[Work to do]
Retype the material below exactly as it appears, every line in order, but leave out the pictures.
------------------------------------------------------------------------
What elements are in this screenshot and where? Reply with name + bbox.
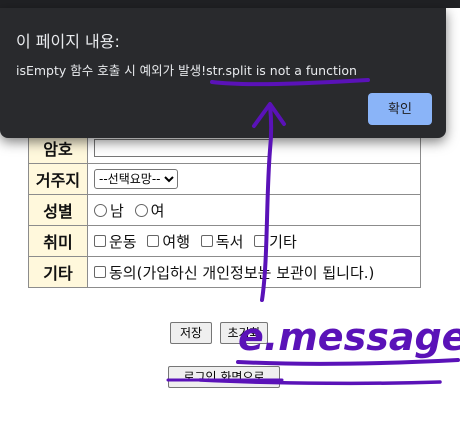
privacy-agree-option[interactable]: 동의(가입하신 개인정보는 보관이 됩니다.) bbox=[94, 262, 374, 283]
dialog-message: isEmpty 함수 호출 시 예외가 발생!str.split is not … bbox=[16, 63, 357, 78]
alert-dialog: 이 페이지 내용: isEmpty 함수 호출 시 예외가 발생!str.spl… bbox=[0, 8, 446, 138]
page-top-strip bbox=[0, 0, 460, 8]
region-label: 거주지 bbox=[28, 163, 88, 195]
privacy-agree-label: 동의(가입하신 개인정보는 보관이 됩니다.) bbox=[109, 263, 375, 282]
radio-icon[interactable] bbox=[94, 203, 107, 217]
radio-icon[interactable] bbox=[134, 203, 148, 217]
checkbox-icon[interactable] bbox=[200, 235, 213, 247]
hobby-option-other[interactable]: 기타 bbox=[254, 231, 297, 252]
hobby-option-reading[interactable]: 독서 bbox=[200, 231, 244, 252]
hobby-option-label: 여행 bbox=[162, 232, 190, 251]
hobby-option-label: 독서 bbox=[215, 232, 244, 251]
gender-option-female[interactable]: 여 bbox=[134, 200, 165, 221]
region-select[interactable]: --선택요망-- bbox=[94, 169, 178, 189]
checkbox-icon[interactable] bbox=[94, 235, 106, 247]
dialog-title: 이 페이지 내용: bbox=[16, 32, 120, 51]
other-label: 기타 bbox=[28, 256, 88, 288]
annotation-text: e.message bbox=[238, 315, 460, 359]
reset-button[interactable]: 초기화 bbox=[220, 322, 268, 344]
gender-option-label: 여 bbox=[150, 201, 165, 220]
checkbox-icon[interactable] bbox=[147, 235, 160, 247]
form-row-hobby: 취미 운동 여행 독서 기타 bbox=[28, 225, 421, 257]
hobby-option-exercise[interactable]: 운동 bbox=[94, 231, 137, 252]
checkbox-icon[interactable] bbox=[94, 266, 106, 278]
annotation-line-upper bbox=[236, 358, 460, 366]
gender-label: 성별 bbox=[28, 194, 88, 226]
browser-page: 암호 거주지 --선택요망-- 성별 남 여 취미 운동 여행 독서 기타 기타… bbox=[0, 0, 460, 425]
form-row-other: 기타 동의(가입하신 개인정보는 보관이 됩니다.) bbox=[28, 256, 421, 288]
checkbox-icon[interactable] bbox=[254, 235, 267, 247]
gender-option-male[interactable]: 남 bbox=[94, 200, 124, 221]
password-input[interactable] bbox=[94, 139, 270, 158]
hobby-option-label: 기타 bbox=[269, 232, 297, 251]
form-row-gender: 성별 남 여 bbox=[28, 194, 421, 226]
login-screen-button[interactable]: 로그인 화면으로 bbox=[168, 366, 280, 388]
signup-form-table: 암호 거주지 --선택요망-- 성별 남 여 취미 운동 여행 독서 기타 기타… bbox=[28, 132, 421, 288]
save-button[interactable]: 저장 bbox=[170, 322, 212, 344]
gender-option-label: 남 bbox=[110, 201, 124, 220]
hobby-option-label: 운동 bbox=[109, 232, 137, 251]
dialog-ok-button[interactable]: 확인 bbox=[368, 93, 432, 125]
hobby-label: 취미 bbox=[28, 225, 88, 257]
hobby-option-travel[interactable]: 여행 bbox=[147, 231, 190, 252]
form-row-region: 거주지 --선택요망-- bbox=[28, 163, 421, 195]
------------------------------------------------------------------------
[Output for this task]
What elements are in this screenshot and where? Reply with name + bbox.
privacy-agree-option[interactable]: 동의(가입하신 개인정보는 보관이 됩니다.) bbox=[94, 262, 374, 283]
dialog-message: isEmpty 함수 호출 시 예외가 발생!str.split is not … bbox=[16, 63, 357, 78]
alert-dialog: 이 페이지 내용: isEmpty 함수 호출 시 예외가 발생!str.spl… bbox=[0, 8, 446, 138]
page-top-strip bbox=[0, 0, 460, 8]
region-label: 거주지 bbox=[28, 163, 88, 195]
privacy-agree-label: 동의(가입하신 개인정보는 보관이 됩니다.) bbox=[109, 263, 375, 282]
radio-icon[interactable] bbox=[94, 203, 107, 217]
radio-icon[interactable] bbox=[134, 203, 148, 217]
checkbox-icon[interactable] bbox=[200, 235, 213, 247]
hobby-option-other[interactable]: 기타 bbox=[254, 231, 297, 252]
hobby-option-reading[interactable]: 독서 bbox=[200, 231, 244, 252]
hobby-option-label: 여행 bbox=[162, 232, 190, 251]
hobby-option-label: 독서 bbox=[215, 232, 244, 251]
gender-option-female[interactable]: 여 bbox=[134, 200, 165, 221]
region-select[interactable]: --선택요망-- bbox=[94, 169, 178, 189]
checkbox-icon[interactable] bbox=[94, 235, 106, 247]
dialog-title: 이 페이지 내용: bbox=[16, 32, 120, 51]
other-label: 기타 bbox=[28, 256, 88, 288]
annotation-text: e.message bbox=[238, 315, 460, 359]
reset-button[interactable]: 초기화 bbox=[220, 322, 268, 344]
gender-option-label: 여 bbox=[150, 201, 165, 220]
checkbox-icon[interactable] bbox=[147, 235, 160, 247]
form-row-hobby: 취미 운동 여행 독서 기타 bbox=[28, 225, 421, 257]
hobby-option-exercise[interactable]: 운동 bbox=[94, 231, 137, 252]
checkbox-icon[interactable] bbox=[94, 266, 106, 278]
annotation-line-upper bbox=[236, 358, 460, 366]
gender-label: 성별 bbox=[28, 194, 88, 226]
browser-page: 암호 거주지 --선택요망-- 성별 남 여 취미 운동 여행 독서 기타 기타… bbox=[0, 0, 460, 425]
form-row-other: 기타 동의(가입하신 개인정보는 보관이 됩니다.) bbox=[28, 256, 421, 288]
checkbox-icon[interactable] bbox=[254, 235, 267, 247]
gender-option-male[interactable]: 남 bbox=[94, 200, 124, 221]
password-input[interactable] bbox=[94, 139, 270, 158]
hobby-option-label: 기타 bbox=[269, 232, 297, 251]
form-row-gender: 성별 남 여 bbox=[28, 194, 421, 226]
login-screen-button[interactable]: 로그인 화면으로 bbox=[168, 366, 280, 388]
signup-form-table: 암호 거주지 --선택요망-- 성별 남 여 취미 운동 여행 독서 기타 기타… bbox=[28, 132, 421, 288]
save-button[interactable]: 저장 bbox=[170, 322, 212, 344]
gender-option-label: 남 bbox=[110, 201, 124, 220]
hobby-option-label: 운동 bbox=[109, 232, 137, 251]
dialog-ok-button[interactable]: 확인 bbox=[368, 93, 432, 125]
hobby-label: 취미 bbox=[28, 225, 88, 257]
hobby-option-travel[interactable]: 여행 bbox=[147, 231, 190, 252]
form-row-region: 거주지 --선택요망-- bbox=[28, 163, 421, 195]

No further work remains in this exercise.